→ Verilen metin:
Nitekim TCK’nın 2. maddesinin ikinci fıkrasına göre “İdarenin düzenleyici işlemleriyle suç ve ceza konulamaz.” Kanunsuz suç ve ceza olmaz ilkesinin gereği olarak, suçların tanımlanması ve ceza hukuku yaptırımları koyma yetkisine sadece Türkiye Büyük Millet Meclisi sahiptir. Yine Anayasamıza göre yasama görevi, devredilmesi mümkün olmayan bir yetkidir.
Kıyas Yasağı; TCK’nın 2. maddesinin üçüncü fıkrası ile kıyas yasaklanmıştır: “Kanunların suç ve ceza içeren hükümlerinin uygulanmasında kıyas yapılamaz. Suç ve ceza içeren hükümler, kıyasa yol açacak biçimde geniş yorumlanamaz.”
Kıyas, kanunda açık bir şekilde suç olarak tanımlanmamış bir fiilin, bununla bazı yönlerden benzerlik arz eden başka bir fiile ilişkin suç tanımı kapsamında değerlendirilmesidir. Yorum; bir kanun hükmünün anlamını, kanun koyucunun iradesini anlamaya yönelik zihinsel faaliyettir. Bu bağlamda, kanun maddeleri yorumlanırken ilk başvurulacak kaynak, madde metnidir. Bu yorum metoduna, lâfzî yorum adı verilir. Lâfzî yorum yaparken, madde başlığından ve gerekçesinden de yararlanılır. Ancak unutulmamalıdır ki, madde gerekçesi bağlayıcı değildir; sadece bir yorum aracı olarak kullanılabilir.

→ Verilen görevler:
- 1) Kıyas yasağı metninde “Kıyas, kanunda açık” ifadesinden “aracı olarak kullanılabilir.” ifadesine kadar uzanan bölümü olduğu gibi kopyalayın.
- 2) Kıyas yasağı metnine göre suçları tanımlama ve ceza hukuku yaptırımları koyma yetkisine kim sahiptir?
- 3) Kıyas yasağı metninde “Kıyas, kanunda açık bir şekilde” sözleriyle başlayan paragrafı, ana bilgilerini koruyarak madde madde yeniden yazın.
Aşağıdaki veriler metinden bağımsız, ayrı bir malzemedir.

(Kutu koordinat listeleri)
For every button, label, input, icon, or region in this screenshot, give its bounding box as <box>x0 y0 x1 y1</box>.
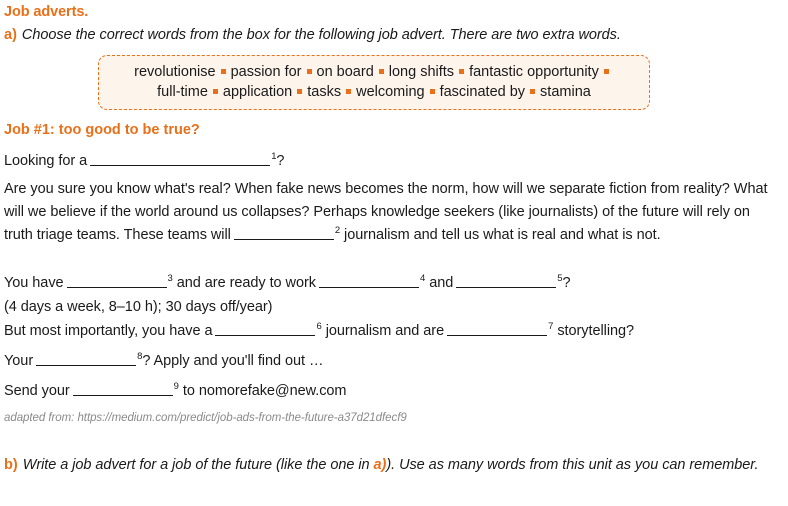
gap-blank-1[interactable] <box>90 152 271 166</box>
word-separator-icon <box>306 69 312 74</box>
gap-line-6-pre: But most importantly, you have a <box>4 323 213 339</box>
task-b-letter: b) <box>4 457 18 473</box>
worksheet-page: Job adverts. a) Choose the correct words… <box>0 0 788 506</box>
task-a-letter: a) <box>4 27 17 43</box>
gap-line-3-pre: You have <box>4 275 64 291</box>
gap-blank-9[interactable] <box>72 382 173 396</box>
gap-line-4-mid: and are ready to work <box>176 275 316 291</box>
word-bank-word[interactable]: fascinated by <box>440 84 525 100</box>
word-separator-icon <box>378 69 384 74</box>
gap-blank-8[interactable] <box>36 352 137 366</box>
gap-blank-7[interactable] <box>447 322 548 336</box>
task-b: b) Write a job advert for a job of the f… <box>4 454 772 476</box>
gap-blank-3[interactable] <box>66 274 167 288</box>
word-bank-word[interactable]: stamina <box>540 84 591 100</box>
word-bank-box: revolutionise passion for on board long shi… <box>98 55 650 110</box>
schedule-note: (4 days a week, 8–10 h); 30 days off/yea… <box>4 299 273 315</box>
gap-line-345: You have 3 and are ready to work 4 and 5? <box>4 272 774 295</box>
word-bank-word[interactable]: revolutionise <box>134 64 215 80</box>
gap-number-3: 3 <box>167 273 173 285</box>
word-bank-line-1: revolutionise passion for on board long shi… <box>111 62 637 82</box>
word-bank-line-2: full-time application tasks welcoming fascin… <box>111 82 637 102</box>
task-b-text-before: Write a job advert for a job of the futu… <box>22 457 370 473</box>
gap-line-5-post: ? <box>562 275 571 291</box>
gap-blank-6[interactable] <box>215 322 316 336</box>
advert-paragraph-2-post: journalism and tell us what is real and … <box>344 227 661 243</box>
gap-line-7-mid: journalism and are <box>325 323 445 339</box>
gap-line-1-pre: Looking for a <box>4 153 88 169</box>
task-b-instruction: Write a job advert for a job of the futu… <box>23 454 759 476</box>
word-separator-icon <box>530 89 536 94</box>
word-bank-word[interactable]: passion for <box>231 64 302 80</box>
word-bank-word[interactable]: on board <box>317 64 374 80</box>
word-separator-icon <box>603 69 609 74</box>
gap-blank-5[interactable] <box>456 274 557 288</box>
word-bank-word[interactable]: application <box>223 84 292 100</box>
task-b-text-after: ). Use as many words from this unit as y… <box>386 457 759 473</box>
gap-blank-4[interactable] <box>318 274 419 288</box>
source-attribution: adapted from: https://medium.com/predict… <box>4 412 407 424</box>
word-separator-icon <box>297 89 303 94</box>
gap-line-1-post: ? <box>276 153 285 169</box>
word-bank-word[interactable]: fantastic opportunity <box>469 64 599 80</box>
gap-line-1: Looking for a 1? <box>4 150 774 173</box>
gap-line-5-mid: and <box>429 275 454 291</box>
task-a-instruction: Choose the correct words from the box fo… <box>21 27 621 43</box>
gap-number-2: 2 <box>334 225 341 237</box>
gap-line-67: But most importantly, you have a 6 journa… <box>4 320 774 343</box>
gap-line-9-post: to nomorefake@new.com <box>182 383 347 399</box>
word-separator-icon <box>220 69 226 74</box>
gap-line-8: Your 8? Apply and you'll find out … <box>4 350 504 373</box>
gap-number-6: 6 <box>316 321 322 333</box>
gap-line-9-pre: Send your <box>4 383 70 399</box>
word-bank-word[interactable]: long shifts <box>389 64 454 80</box>
task-a: a) Choose the correct words from the box… <box>4 27 621 43</box>
word-bank-word[interactable]: welcoming <box>356 84 425 100</box>
word-separator-icon <box>459 69 465 74</box>
gap-number-4: 4 <box>419 273 426 285</box>
advert-heading: Job #1: too good to be true? <box>4 122 200 138</box>
gap-blank-2[interactable] <box>233 226 334 240</box>
word-separator-icon <box>212 89 218 94</box>
gap-line-7-post: storytelling? <box>557 323 635 339</box>
gap-number-7: 7 <box>548 321 554 333</box>
page-title: Job adverts. <box>4 4 89 20</box>
gap-line-9: Send your 9 to nomorefake@new.com <box>4 380 504 403</box>
advert-paragraph: Are you sure you know what's real? When … <box>4 178 770 247</box>
word-bank-word[interactable]: full-time <box>157 84 208 100</box>
gap-line-8-post: ? Apply and you'll find out … <box>142 353 324 369</box>
gap-number-9: 9 <box>173 381 179 393</box>
word-separator-icon <box>346 89 352 94</box>
gap-line-8-pre: Your <box>4 353 34 369</box>
task-b-reference: a) <box>373 457 387 473</box>
word-separator-icon <box>429 89 435 94</box>
word-bank-word[interactable]: tasks <box>307 84 341 100</box>
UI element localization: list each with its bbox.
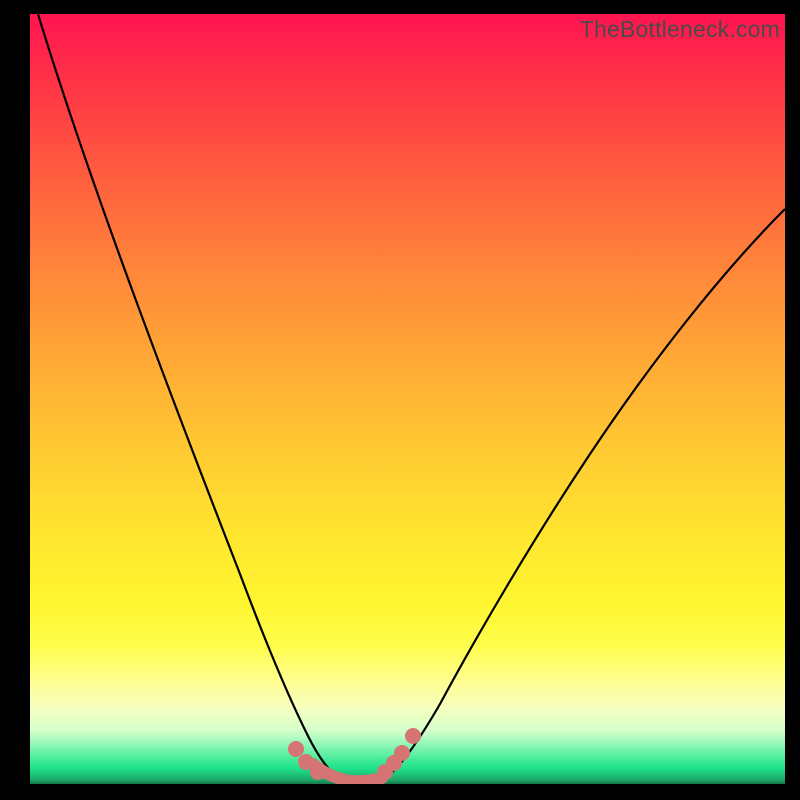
marker-dot xyxy=(405,728,421,744)
marker-dot xyxy=(310,764,326,780)
right-curve xyxy=(360,209,785,782)
marker-dot xyxy=(394,745,410,761)
marker-dot xyxy=(288,741,304,757)
left-curve xyxy=(38,14,360,782)
chart-plot-area xyxy=(30,14,785,784)
watermark-text: TheBottleneck.com xyxy=(580,16,780,43)
chart-svg xyxy=(30,14,785,784)
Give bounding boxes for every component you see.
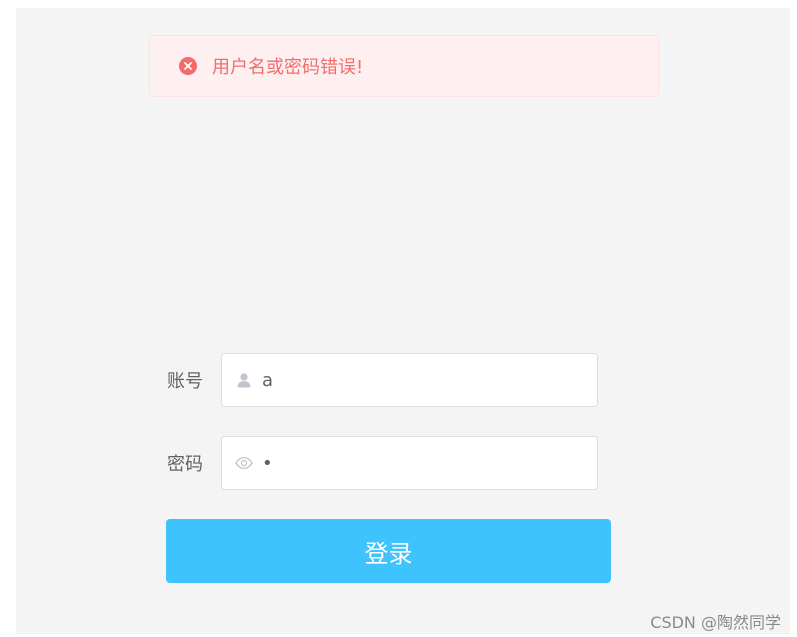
watermark: CSDN @陶然同学 — [650, 613, 781, 632]
password-input[interactable] — [262, 443, 582, 483]
username-label: 账号 — [167, 371, 203, 392]
password-row: 密码 — [150, 436, 598, 490]
eye-icon[interactable] — [235, 454, 253, 472]
error-message: 用户名或密码错误! — [212, 57, 364, 78]
password-input-wrapper[interactable] — [221, 436, 598, 490]
error-circle-icon — [179, 57, 197, 75]
user-icon — [235, 371, 253, 389]
password-label: 密码 — [167, 454, 203, 475]
error-alert: 用户名或密码错误! — [149, 35, 659, 97]
username-input-wrapper[interactable] — [221, 353, 598, 407]
login-button[interactable]: 登录 — [166, 519, 611, 583]
username-input[interactable] — [262, 360, 582, 400]
username-row: 账号 — [150, 353, 598, 407]
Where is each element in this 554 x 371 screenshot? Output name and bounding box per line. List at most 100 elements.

→ Cevaplar aşağıdadır:
- 1)
Kıyas, kanunda açık bir şekilde suç olarak tanımlanmamış bir fiilin, bununla bazı yönlerden benzerlik arz eden başka bir fiile ilişkin suç tanımı kapsamında değerlendirilmesidir. Yorum; bir kanun hükmünün anlamını, kanun koyucunun iradesini anlamaya yönelik zihinsel faaliyettir. Bu bağlamda, kanun maddeleri yorumlanırken ilk başvurulacak kaynak, madde metnidir. Bu yorum metoduna, lâfzî yorum adı verilir. Lâfzî yorum yaparken, madde başlığından ve gerekçesinden de yararlanılır. Ancak unutulmamalıdır ki, madde gerekçesi bağlayıcı değildir; sadece bir yorum aracı olarak kullanılabilir.

- 2) Yalnızca Türkiye Büyük Millet Meclisi.

- 3)
- Kıyas, kanunda açıkça suç olarak tanımlanmamış bir fiilin, bazı yönlerden ona benzeyen başka bir fiile ilişkin suç tanımı kapsamında değerlendirilmesidir.
- Yorum, bir kanun hükmünün anlamını ve kanun koyucunun iradesini anlamaya yönelik zihinsel faaliyettir.
- Kanun maddeleri yorumlanırken ilk başvurulacak kaynak madde metnidir. Bu yönteme lâfzî yorum denir.
- Lâfzî yorumda madde başlığından ve gerekçesinden de yararlanılır.
- Madde gerekçesi bağlayıcı değildir, yalnızca bir yorum aracıdır.